Pick out and copy every line below that has the word "Spirit".

-------- Dataset excerpts

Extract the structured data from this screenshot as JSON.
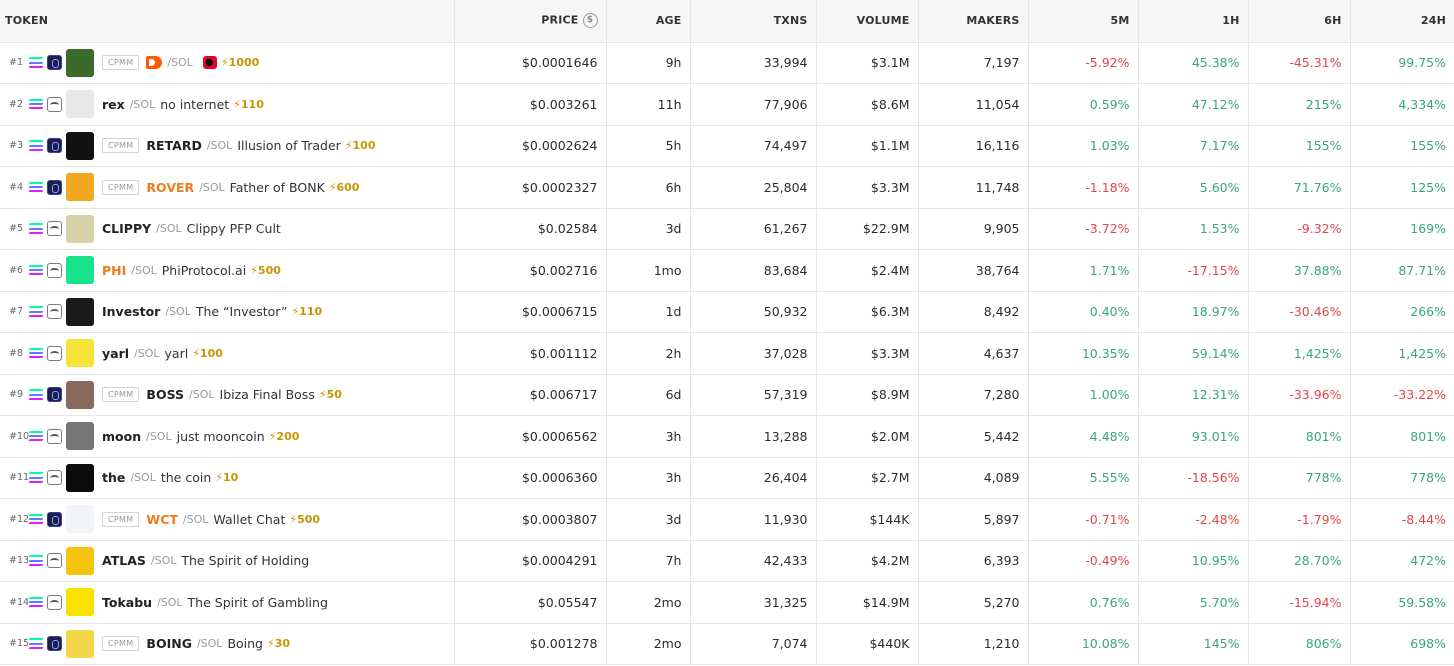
{
  "columns": {
    "token": "TOKEN",
    "price": "PRICE",
    "age": "AGE",
    "txns": "TXNS",
    "volume": "VOLUME",
    "makers": "MAKERS",
    "m5": "5M",
    "h1": "1H",
    "h6": "6H",
    "h24": "24H"
  },
  "rows": [
    {
      "rank": "#1",
      "cpmm": "CPMM",
      "symbol": "",
      "pair": "/SOL",
      "name": "",
      "boost": "⚡1000",
      "price": "$0.0001646",
      "age": "9h",
      "txns": "33,994",
      "volume": "$3.1M",
      "makers": "7,197",
      "m5": "-5.92%",
      "h1": "45.38%",
      "h6": "-45.31%",
      "h24": "99.75%",
      "dex": "a",
      "avatar": "#3a6b2a",
      "symbol_logo": true
    },
    {
      "rank": "#2",
      "cpmm": "",
      "symbol": "rex",
      "pair": "/SOL",
      "name": "no internet",
      "boost": "⚡110",
      "price": "$0.003261",
      "age": "11h",
      "txns": "77,906",
      "volume": "$8.6M",
      "makers": "11,054",
      "m5": "0.59%",
      "h1": "47.12%",
      "h6": "215%",
      "h24": "4,334%",
      "dex": "b",
      "avatar": "#e8e8e8"
    },
    {
      "rank": "#3",
      "cpmm": "CPMM",
      "symbol": "RETARD",
      "pair": "/SOL",
      "name": "Illusion of Trader",
      "boost": "⚡100",
      "price": "$0.0002624",
      "age": "5h",
      "txns": "74,497",
      "volume": "$1.1M",
      "makers": "16,116",
      "m5": "1.03%",
      "h1": "7.17%",
      "h6": "155%",
      "h24": "155%",
      "dex": "a",
      "avatar": "#111111"
    },
    {
      "rank": "#4",
      "cpmm": "CPMM",
      "symbol": "ROVER",
      "pair": "/SOL",
      "name": "Father of BONK",
      "boost": "⚡600",
      "price": "$0.0002327",
      "age": "6h",
      "txns": "25,804",
      "volume": "$3.3M",
      "makers": "11,748",
      "m5": "-1.18%",
      "h1": "5.60%",
      "h6": "71.76%",
      "h24": "125%",
      "dex": "a",
      "avatar": "#f2a81e",
      "orange": true
    },
    {
      "rank": "#5",
      "cpmm": "",
      "symbol": "CLIPPY",
      "pair": "/SOL",
      "name": "Clippy PFP Cult",
      "boost": "",
      "price": "$0.02584",
      "age": "3d",
      "txns": "61,267",
      "volume": "$22.9M",
      "makers": "9,905",
      "m5": "-3.72%",
      "h1": "1.53%",
      "h6": "-9.32%",
      "h24": "169%",
      "dex": "b",
      "avatar": "#d9d2a8"
    },
    {
      "rank": "#6",
      "cpmm": "",
      "symbol": "PHI",
      "pair": "/SOL",
      "name": "PhiProtocol.ai",
      "boost": "⚡500",
      "price": "$0.002716",
      "age": "1mo",
      "txns": "83,684",
      "volume": "$2.4M",
      "makers": "38,764",
      "m5": "1.71%",
      "h1": "-17.15%",
      "h6": "37.88%",
      "h24": "87.71%",
      "dex": "b",
      "avatar": "#18e28c",
      "orange": true
    },
    {
      "rank": "#7",
      "cpmm": "",
      "symbol": "Investor",
      "pair": "/SOL",
      "name": "The “Investor”",
      "boost": "⚡110",
      "price": "$0.0006715",
      "age": "1d",
      "txns": "50,932",
      "volume": "$6.3M",
      "makers": "8,492",
      "m5": "0.40%",
      "h1": "18.97%",
      "h6": "-30.46%",
      "h24": "266%",
      "dex": "b",
      "avatar": "#1a1a1a"
    },
    {
      "rank": "#8",
      "cpmm": "",
      "symbol": "yarl",
      "pair": "/SOL",
      "name": "yarl",
      "boost": "⚡100",
      "price": "$0.001112",
      "age": "2h",
      "txns": "37,028",
      "volume": "$3.3M",
      "makers": "4,637",
      "m5": "10.35%",
      "h1": "59.14%",
      "h6": "1,425%",
      "h24": "1,425%",
      "dex": "b",
      "avatar": "#f7e43a"
    },
    {
      "rank": "#9",
      "cpmm": "CPMM",
      "symbol": "BOSS",
      "pair": "/SOL",
      "name": "Ibiza Final Boss",
      "boost": "⚡50",
      "price": "$0.006717",
      "age": "6d",
      "txns": "57,319",
      "volume": "$8.9M",
      "makers": "7,280",
      "m5": "1.00%",
      "h1": "12.31%",
      "h6": "-33.96%",
      "h24": "-33.22%",
      "dex": "a",
      "avatar": "#8a6a5a"
    },
    {
      "rank": "#10",
      "cpmm": "",
      "symbol": "moon",
      "pair": "/SOL",
      "name": "just mooncoin",
      "boost": "⚡200",
      "price": "$0.0006562",
      "age": "3h",
      "txns": "13,288",
      "volume": "$2.0M",
      "makers": "5,442",
      "m5": "4.48%",
      "h1": "93.01%",
      "h6": "801%",
      "h24": "801%",
      "dex": "b",
      "avatar": "#777777"
    },
    {
      "rank": "#11",
      "cpmm": "",
      "symbol": "the",
      "pair": "/SOL",
      "name": "the coin",
      "boost": "⚡10",
      "price": "$0.0006360",
      "age": "3h",
      "txns": "26,404",
      "volume": "$2.7M",
      "makers": "4,089",
      "m5": "5.55%",
      "h1": "-18.56%",
      "h6": "778%",
      "h24": "778%",
      "dex": "b",
      "avatar": "#0c0c0c"
    },
    {
      "rank": "#12",
      "cpmm": "CPMM",
      "symbol": "WCT",
      "pair": "/SOL",
      "name": "Wallet Chat",
      "boost": "⚡500",
      "price": "$0.0003807",
      "age": "3d",
      "txns": "11,930",
      "volume": "$144K",
      "makers": "5,897",
      "m5": "-0.71%",
      "h1": "-2.48%",
      "h6": "-1.79%",
      "h24": "-8.44%",
      "dex": "a",
      "avatar": "#f1f4f8",
      "orange": true
    },
    {
      "rank": "#13",
      "cpmm": "",
      "symbol": "ATLAS",
      "pair": "/SOL",
      "name": "The Spirit of Holding",
      "boost": "",
      "price": "$0.0004291",
      "age": "7h",
      "txns": "42,433",
      "volume": "$4.2M",
      "makers": "6,393",
      "m5": "-0.49%",
      "h1": "10.95%",
      "h6": "28.70%",
      "h24": "472%",
      "dex": "b",
      "avatar": "#f5c40c"
    },
    {
      "rank": "#14",
      "cpmm": "",
      "symbol": "Tokabu",
      "pair": "/SOL",
      "name": "The Spirit of Gambling",
      "boost": "",
      "price": "$0.05547",
      "age": "2mo",
      "txns": "31,325",
      "volume": "$14.9M",
      "makers": "5,270",
      "m5": "0.76%",
      "h1": "5.70%",
      "h6": "-15.94%",
      "h24": "59.58%",
      "dex": "b",
      "avatar": "#f7e200"
    },
    {
      "rank": "#15",
      "cpmm": "CPMM",
      "symbol": "BOING",
      "pair": "/SOL",
      "name": "Boing",
      "boost": "⚡30",
      "price": "$0.001278",
      "age": "2mo",
      "txns": "7,074",
      "volume": "$440K",
      "makers": "1,210",
      "m5": "10.08%",
      "h1": "145%",
      "h6": "806%",
      "h24": "698%",
      "dex": "a",
      "avatar": "#f4d64a"
    }
  ]
}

----------------

■ Solution for this exercise:
      "name": "The Spirit of Holding",
      "name": "The Spirit of Gambling",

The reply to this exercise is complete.